_DATA SECTION_
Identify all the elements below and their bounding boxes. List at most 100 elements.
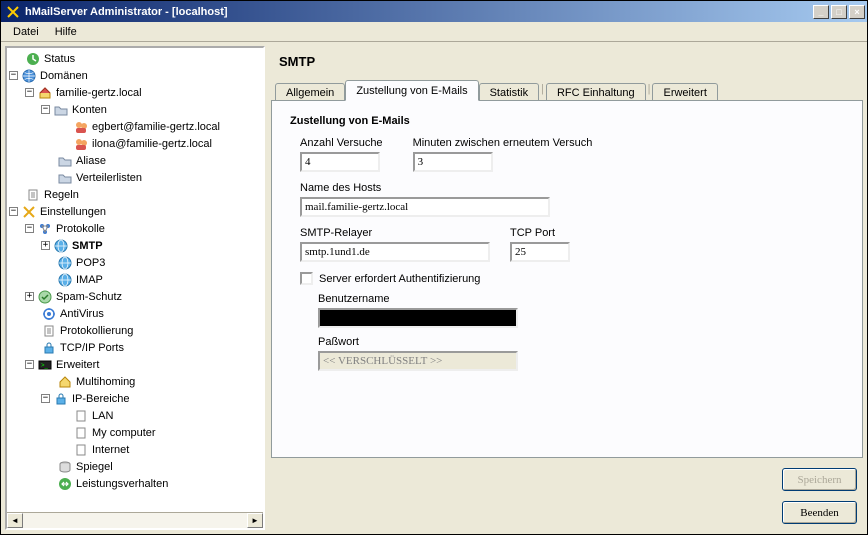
tree-item-mirror[interactable]: Spiegel (9, 458, 263, 475)
nav-tree[interactable]: Status − Domänen − familie-gertz.local (7, 48, 263, 512)
minutes-input[interactable] (413, 152, 493, 172)
tree-item-accounts[interactable]: − Konten (9, 101, 263, 118)
lock-icon (41, 340, 57, 356)
password-input[interactable] (318, 351, 518, 371)
lock-icon (53, 391, 69, 407)
username-input[interactable] (318, 308, 518, 328)
bug-icon (41, 306, 57, 322)
tree-panel: Status − Domänen − familie-gertz.local (5, 46, 265, 530)
content-area: Status − Domänen − familie-gertz.local (1, 42, 867, 534)
tree-item-multihoming[interactable]: Multihoming (9, 373, 263, 390)
hostname-label: Name des Hosts (300, 182, 844, 194)
wrench-icon (21, 204, 37, 220)
tree-item-advanced[interactable]: − >_ Erweitert (9, 356, 263, 373)
tcpport-input[interactable] (510, 242, 570, 262)
tree-item-domains[interactable]: − Domänen (9, 67, 263, 84)
scroll-left-button[interactable]: ◄ (7, 513, 23, 528)
relayer-label: SMTP-Relayer (300, 227, 490, 239)
minimize-button[interactable]: _ (813, 5, 829, 19)
exit-button[interactable]: Beenden (782, 501, 857, 524)
doc-icon (41, 323, 57, 339)
expander-icon[interactable]: + (25, 292, 34, 301)
disk-icon (57, 459, 73, 475)
svg-text:>_: >_ (41, 363, 49, 369)
tree-item-account-egbert[interactable]: egbert@familie-gertz.local (9, 118, 263, 135)
expander-icon[interactable]: − (9, 207, 18, 216)
page-title: SMTP (271, 46, 863, 79)
titlebar: hMailServer Administrator - [localhost] … (1, 1, 867, 22)
status-icon (25, 51, 41, 67)
tree-item-pop3[interactable]: POP3 (9, 254, 263, 271)
globe2-icon (53, 238, 69, 254)
doc-icon (73, 408, 89, 424)
doc-icon (73, 442, 89, 458)
username-label: Benutzername (318, 293, 844, 305)
tree-item-distlists[interactable]: Verteilerlisten (9, 169, 263, 186)
section-title: Zustellung von E-Mails (290, 115, 844, 127)
house-icon (57, 374, 73, 390)
globe2-icon (57, 272, 73, 288)
expander-icon[interactable]: − (41, 394, 50, 403)
scroll-right-button[interactable]: ► (247, 513, 263, 528)
minutes-label: Minuten zwischen erneutem Versuch (413, 137, 593, 149)
main-panel: SMTP Allgemein Zustellung von E-Mails St… (271, 46, 863, 530)
expander-icon[interactable]: − (25, 360, 34, 369)
tab-separator: | (648, 83, 651, 97)
tree-item-status[interactable]: Status (9, 50, 263, 67)
save-button[interactable]: Speichern (782, 468, 857, 491)
tree-item-rules[interactable]: Regeln (9, 186, 263, 203)
relayer-input[interactable] (300, 242, 490, 262)
tree-item-tcpip[interactable]: TCP/IP Ports (9, 339, 263, 356)
horizontal-scrollbar[interactable]: ◄ ► (7, 512, 263, 528)
tree-item-account-ilona[interactable]: ilona@familie-gertz.local (9, 135, 263, 152)
arrows-icon (57, 476, 73, 492)
expander-icon[interactable]: − (25, 88, 34, 97)
tree-item-antivirus[interactable]: AntiVirus (9, 305, 263, 322)
scroll-track[interactable] (23, 513, 247, 528)
tree-item-internet[interactable]: Internet (9, 441, 263, 458)
requires-auth-checkbox[interactable] (300, 272, 313, 285)
button-bar-bottom: Beenden (271, 497, 863, 530)
tree-item-logging[interactable]: Protokollierung (9, 322, 263, 339)
menubar: Datei Hilfe (1, 22, 867, 42)
tree-item-smtp[interactable]: + SMTP (9, 237, 263, 254)
retries-label: Anzahl Versuche (300, 137, 383, 149)
tree-item-spam[interactable]: + Spam-Schutz (9, 288, 263, 305)
close-button[interactable]: × (849, 5, 865, 19)
tab-delivery[interactable]: Zustellung von E-Mails (345, 80, 478, 101)
globe-icon (21, 68, 37, 84)
folder-icon (57, 153, 73, 169)
hostname-input[interactable] (300, 197, 550, 217)
users-icon (73, 119, 89, 135)
password-label: Paßwort (318, 336, 844, 348)
tab-separator: | (541, 83, 544, 97)
window-buttons: _ □ × (813, 5, 865, 19)
app-icon (5, 4, 21, 20)
protocol-icon (37, 221, 53, 237)
globe2-icon (57, 255, 73, 271)
tree-item-performance[interactable]: Leistungsverhalten (9, 475, 263, 492)
tree-item-mycomputer[interactable]: My computer (9, 424, 263, 441)
folder-icon (53, 102, 69, 118)
tab-strip: Allgemein Zustellung von E-Mails Statist… (271, 79, 863, 101)
app-window: hMailServer Administrator - [localhost] … (0, 0, 868, 535)
tree-item-aliases[interactable]: Aliase (9, 152, 263, 169)
tcpport-label: TCP Port (510, 227, 570, 239)
expander-icon[interactable]: + (41, 241, 50, 250)
tree-item-ipranges[interactable]: − IP-Bereiche (9, 390, 263, 407)
tree-item-protocols[interactable]: − Protokolle (9, 220, 263, 237)
shield-icon (37, 289, 53, 305)
maximize-button[interactable]: □ (831, 5, 847, 19)
tree-item-lan[interactable]: LAN (9, 407, 263, 424)
expander-icon[interactable]: − (25, 224, 34, 233)
tree-item-domain[interactable]: − familie-gertz.local (9, 84, 263, 101)
expander-icon[interactable]: − (41, 105, 50, 114)
menu-help[interactable]: Hilfe (47, 24, 85, 40)
retries-input[interactable] (300, 152, 380, 172)
menu-file[interactable]: Datei (5, 24, 47, 40)
tree-item-imap[interactable]: IMAP (9, 271, 263, 288)
house-icon (37, 85, 53, 101)
requires-auth-label: Server erfordert Authentifizierung (319, 273, 480, 285)
tree-item-settings[interactable]: − Einstellungen (9, 203, 263, 220)
expander-icon[interactable]: − (9, 71, 18, 80)
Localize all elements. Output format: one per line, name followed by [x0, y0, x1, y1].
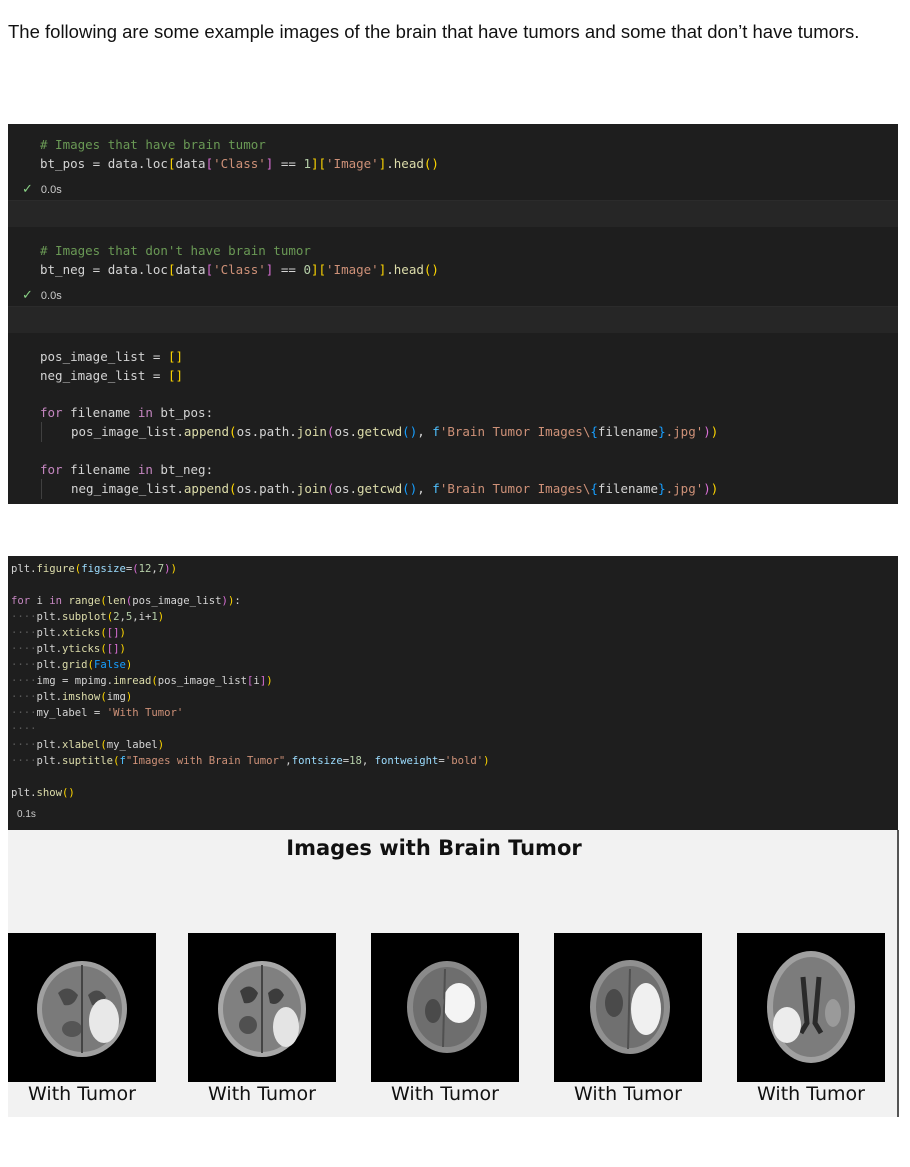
code-line-append-pos: pos_image_list.append(os.path.join(os.ge…: [71, 424, 719, 439]
code-line-xlabel: ····plt.xlabel(my_label): [11, 739, 165, 751]
mri-image-4: [554, 933, 702, 1082]
exec-time-cell-2: 0.1s: [17, 809, 36, 820]
check-icon: ✓: [22, 181, 33, 196]
code-line-show: plt.show(): [11, 787, 75, 799]
comment-pos: # Images that have brain tumor: [40, 137, 266, 152]
mri-image-3: [371, 933, 519, 1082]
panel-label-4: With Tumor: [574, 1083, 682, 1105]
exec-time-1: 0.0s: [40, 184, 62, 196]
figure-edge: [897, 830, 899, 1117]
code-line-bt-neg: bt_neg = data.loc[data['Class'] == 0]['I…: [40, 262, 439, 277]
code-line-for-pos: for filename in bt_pos:: [40, 405, 214, 420]
code-line-figure: plt.figure(figsize=(12,7)): [11, 563, 177, 575]
intro-paragraph: The following are some example images of…: [8, 21, 860, 42]
code-line-suptitle: ····plt.suptitle(f"Images with Brain Tum…: [11, 755, 490, 767]
run-status-1: ✓ 0.0s: [22, 181, 62, 197]
code-line-label: ····my_label = 'With Tumor': [11, 707, 184, 719]
figure-title: Images with Brain Tumor: [286, 836, 582, 860]
code-cell-2[interactable]: plt.figure(figsize=(12,7)) for i in rang…: [8, 556, 898, 830]
mri-image-5: [737, 933, 885, 1082]
exec-time-2: 0.0s: [40, 290, 62, 302]
code-line-yticks: ····plt.yticks([]): [11, 643, 126, 655]
indent-guide: [41, 422, 42, 442]
code-cell-1[interactable]: # Images that have brain tumor bt_pos = …: [8, 124, 898, 504]
mri-image-1: [8, 933, 156, 1082]
mri-image-2: [188, 933, 336, 1082]
code-line-blank: ····: [11, 723, 37, 735]
cell-gap: [8, 307, 898, 333]
output-figure: Images with Brain Tumor With Tumor With …: [8, 830, 897, 1117]
code-line-bt-pos: bt_pos = data.loc[data['Class'] == 1]['I…: [40, 156, 439, 171]
code-line-for: for i in range(len(pos_image_list)):: [11, 595, 241, 607]
code-line-append-neg: neg_image_list.append(os.path.join(os.ge…: [71, 481, 719, 496]
code-line-imread: ····img = mpimg.imread(pos_image_list[i]…: [11, 675, 273, 687]
code-line-neg-list: neg_image_list = []: [40, 368, 183, 383]
panel-label-3: With Tumor: [391, 1083, 499, 1105]
code-line-for-neg: for filename in bt_neg:: [40, 462, 214, 477]
panel-label-2: With Tumor: [208, 1083, 316, 1105]
panel-label-5: With Tumor: [757, 1083, 865, 1105]
code-line-grid: ····plt.grid(False): [11, 659, 133, 671]
check-icon: ✓: [22, 287, 33, 302]
code-line-pos-list: pos_image_list = []: [40, 349, 183, 364]
code-line-imshow: ····plt.imshow(img): [11, 691, 133, 703]
code-line-xticks: ····plt.xticks([]): [11, 627, 126, 639]
code-line-subplot: ····plt.subplot(2,5,i+1): [11, 611, 165, 623]
indent-guide: [41, 479, 42, 499]
comment-neg: # Images that don't have brain tumor: [40, 243, 311, 258]
panel-label-1: With Tumor: [28, 1083, 136, 1105]
run-status-2: ✓ 0.0s: [22, 287, 62, 303]
cell-gap: [8, 201, 898, 227]
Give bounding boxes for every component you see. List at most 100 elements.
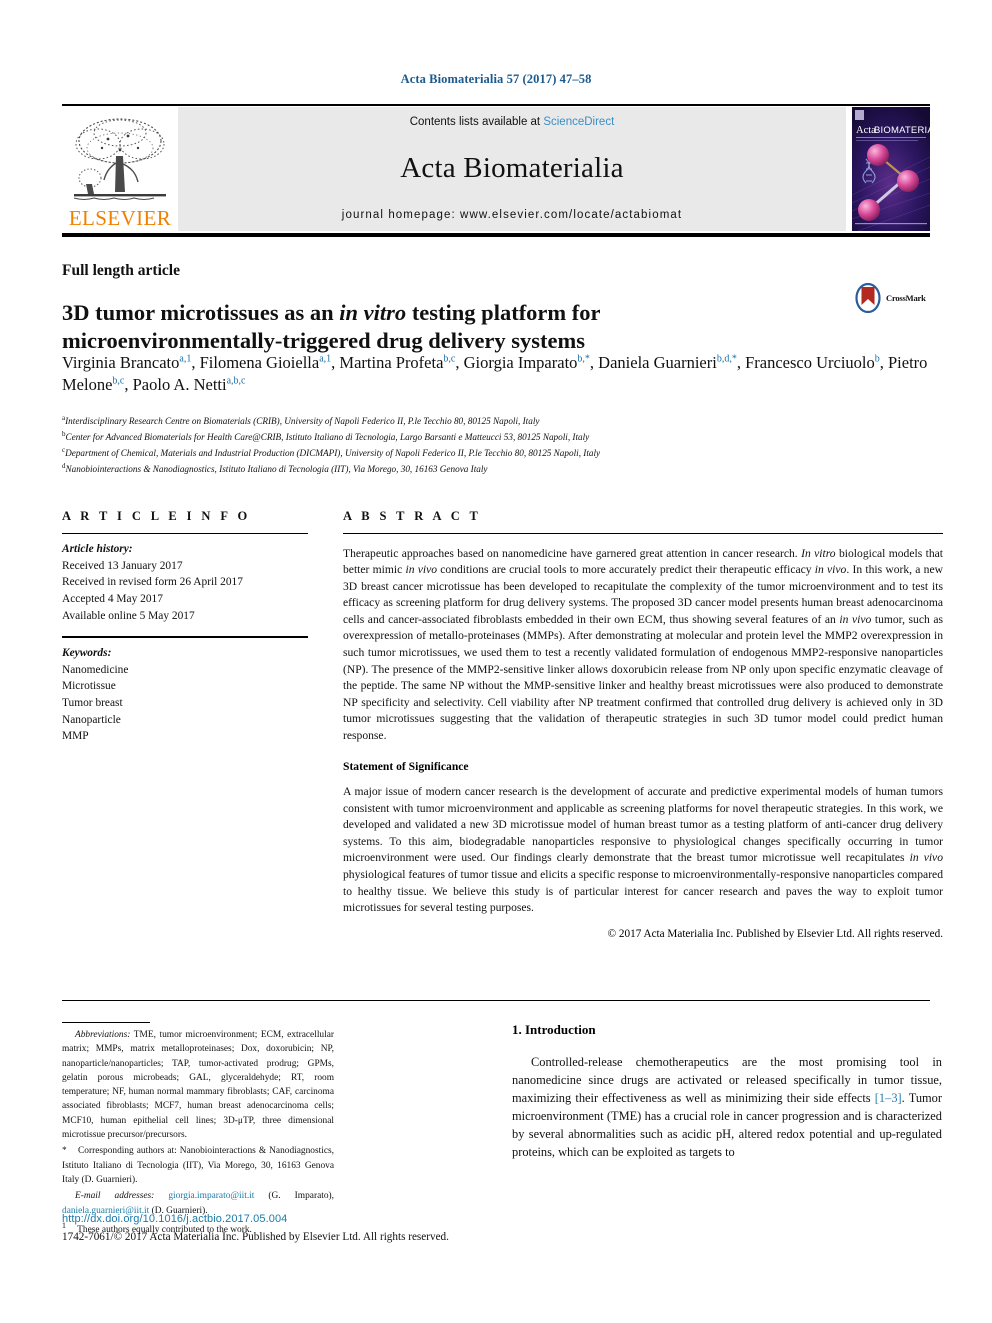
author-name: Virginia Brancato [62, 353, 180, 372]
citation-ref-1-3[interactable]: [1–3] [875, 1091, 902, 1105]
author-sep: , [589, 353, 599, 372]
author-item: Virginia Brancatoa,1 [62, 353, 191, 372]
journal-masthead: ELSEVIER Contents lists available at Sci… [62, 104, 930, 237]
journal-cover-art: Acta BIOMATERIALIA [852, 107, 930, 231]
keyword-item: Microtissue [62, 680, 116, 693]
author-affil-marker[interactable]: a,1 [319, 354, 331, 365]
crossmark-label: CrossMark [886, 293, 926, 303]
statement-of-significance-paragraph: A major issue of modern cancer research … [343, 784, 943, 917]
journal-title: Acta Biomaterialia [400, 152, 624, 184]
keyword-item: MMP [62, 730, 89, 743]
affiliation-item: dNanobiointeractions & Nanodiagnostics, … [62, 461, 942, 477]
history-item: Received in revised form 26 April 2017 [62, 576, 243, 589]
article-info-rule [62, 533, 308, 534]
elsevier-wordmark: ELSEVIER [68, 206, 172, 230]
email-link-imparato[interactable]: giorgia.imparato@iit.it [168, 1191, 254, 1201]
affiliation-text: Nanobiointeractions & Nanodiagnostics, I… [65, 463, 488, 474]
masthead-top-rule [62, 104, 930, 106]
affiliation-text: Interdisciplinary Research Centre on Bio… [65, 416, 540, 427]
article-info-heading: A R T I C L E I N F O [62, 509, 251, 523]
affiliation-item: bCenter for Advanced Biomaterials for He… [62, 429, 942, 445]
title-part-3: microenvironmentally-triggered drug deli… [62, 328, 586, 354]
introduction-column: 1. Introduction Controlled-release chemo… [512, 1022, 942, 1174]
author-affil-marker[interactable]: a,b,c [227, 375, 246, 386]
author-name: Paolo A. Netti [132, 374, 227, 394]
crossmark-icon [855, 283, 881, 313]
abstract-italic: in vivo [839, 612, 872, 626]
abstract-italic: In vitro [801, 546, 836, 560]
email-owner-1: (G. Imparato), [254, 1191, 334, 1202]
article-info-column: A R T I C L E I N F O Article history: R… [62, 509, 308, 745]
abstract-seg: tumor, such as overexpression of metallo… [343, 612, 943, 742]
imprint-line: 1742-7061/© 2017 Acta Materialia Inc. Pu… [62, 1231, 449, 1243]
section-divider-rule [62, 1000, 930, 1001]
abbreviations-text: TME, tumor microenvironment; ECM, extrac… [62, 1030, 334, 1141]
introduction-heading: 1. Introduction [512, 1022, 596, 1037]
author-affil-marker[interactable]: b,c [443, 354, 455, 365]
statement-of-significance-heading: Statement of Significance [343, 759, 469, 773]
doi-link[interactable]: http://dx.doi.org/10.1016/j.actbio.2017.… [62, 1213, 287, 1225]
abstract-italic: in vivo [814, 563, 847, 577]
masthead-body: ELSEVIER Contents lists available at Sci… [62, 107, 930, 231]
author-name: Daniela Guarnieri [598, 353, 717, 372]
article-history-block: Article history: Received 13 January 201… [62, 541, 308, 624]
author-affil-marker[interactable]: b,d,* [717, 354, 737, 365]
author-item: Francesco Urciuolob [745, 353, 880, 372]
article-history-label: Article history: [62, 543, 133, 555]
abbreviations-note: Abbreviations: TME, tumor microenvironme… [62, 1028, 334, 1142]
affiliation-text: Center for Advanced Biomaterials for Hea… [65, 432, 590, 443]
author-name: Giorgia Imparato [463, 353, 578, 372]
author-item: Martina Profetab,c [339, 353, 455, 372]
svg-text:BIOMATERIALIA: BIOMATERIALIA [874, 125, 930, 136]
title-part-2: testing platform for [406, 300, 601, 326]
journal-cover-thumbnail[interactable]: Acta BIOMATERIALIA [852, 107, 930, 231]
keyword-item: Tumor breast [62, 697, 123, 710]
journal-band: Contents lists available at ScienceDirec… [178, 107, 846, 231]
title-part-1: 3D tumor microtissues as an [62, 300, 340, 326]
author-name: Filomena Gioiella [199, 353, 320, 372]
author-sep: , [191, 353, 200, 372]
affiliation-list: aInterdisciplinary Research Centre on Bi… [62, 413, 942, 477]
sos-seg: A major issue of modern cancer research … [343, 785, 943, 865]
abstract-heading: A B S T R A C T [343, 509, 482, 523]
author-item: Filomena Gioiellaa,1 [200, 353, 332, 372]
abstract-seg: Therapeutic approaches based on nanomedi… [343, 546, 802, 560]
sos-italic: in vivo [909, 851, 944, 865]
keyword-item: Nanomedicine [62, 663, 129, 676]
history-item: Available online 5 May 2017 [62, 609, 195, 622]
contents-list-line: Contents lists available at ScienceDirec… [410, 116, 615, 128]
affiliation-item: aInterdisciplinary Research Centre on Bi… [62, 413, 942, 429]
author-name: Francesco Urciuolo [745, 353, 875, 372]
author-affil-marker[interactable]: b,* [577, 354, 590, 365]
keywords-block: Keywords: Nanomedicine Microtissue Tumor… [62, 645, 308, 745]
crossmark-badge[interactable]: CrossMark [853, 281, 949, 315]
journal-homepage-link[interactable]: journal homepage: www.elsevier.com/locat… [342, 209, 682, 221]
author-sep: , [736, 353, 746, 372]
author-sep: , [455, 353, 464, 372]
keyword-item: Nanoparticle [62, 713, 121, 726]
introduction-paragraph: Controlled-release chemotherapeutics are… [512, 1054, 942, 1162]
footnotes-column: Abbreviations: TME, tumor microenvironme… [62, 1022, 334, 1239]
history-item: Received 13 January 2017 [62, 559, 183, 572]
title-italic-invitro: in vitro [339, 300, 407, 326]
corresponding-text: Corresponding authors at: Nanobiointerac… [62, 1146, 334, 1185]
author-affil-marker[interactable]: a,1 [179, 354, 191, 365]
keywords-label: Keywords: [62, 647, 112, 660]
history-item: Accepted 4 May 2017 [62, 592, 163, 605]
running-head: Acta Biomaterialia 57 (2017) 47–58 [400, 72, 592, 86]
sciencedirect-link[interactable]: ScienceDirect [543, 116, 614, 128]
page-title: 3D tumor microtissues as an in vitro tes… [62, 299, 752, 356]
corresponding-author-note: * Corresponding authors at: Nanobiointer… [62, 1144, 334, 1187]
contents-prefix: Contents lists available at [409, 116, 544, 128]
keywords-rule [62, 636, 308, 639]
journal-article-page: Acta Biomaterialia 57 (2017) 47–58 ELSEV… [0, 0, 992, 1323]
abstract-column: A B S T R A C T Therapeutic approaches b… [343, 509, 943, 940]
author-list: Virginia Brancatoa,1, Filomena Gioiellaa… [62, 352, 942, 396]
author-item: Giorgia Imparatob,* [464, 353, 590, 372]
author-item: Paolo A. Nettia,b,c [133, 375, 246, 394]
corresponding-marker: * [62, 1146, 67, 1157]
abbreviations-label: Abbreviations: [75, 1030, 131, 1040]
author-affil-marker[interactable]: b,c [112, 375, 124, 386]
abstract-seg: conditions are crucial tools to more acc… [437, 563, 815, 577]
elsevier-tree-icon [73, 118, 166, 200]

_EXERCISE PROMPT_
Whenever "path" occurs in a line above, copy that line.

_RESPONSE TO THIS TASK_
code-line-append-pos: pos_image_list.append(os.path.join(os.ge…: [71, 424, 719, 439]
code-line-append-neg: neg_image_list.append(os.path.join(os.ge…: [71, 481, 719, 496]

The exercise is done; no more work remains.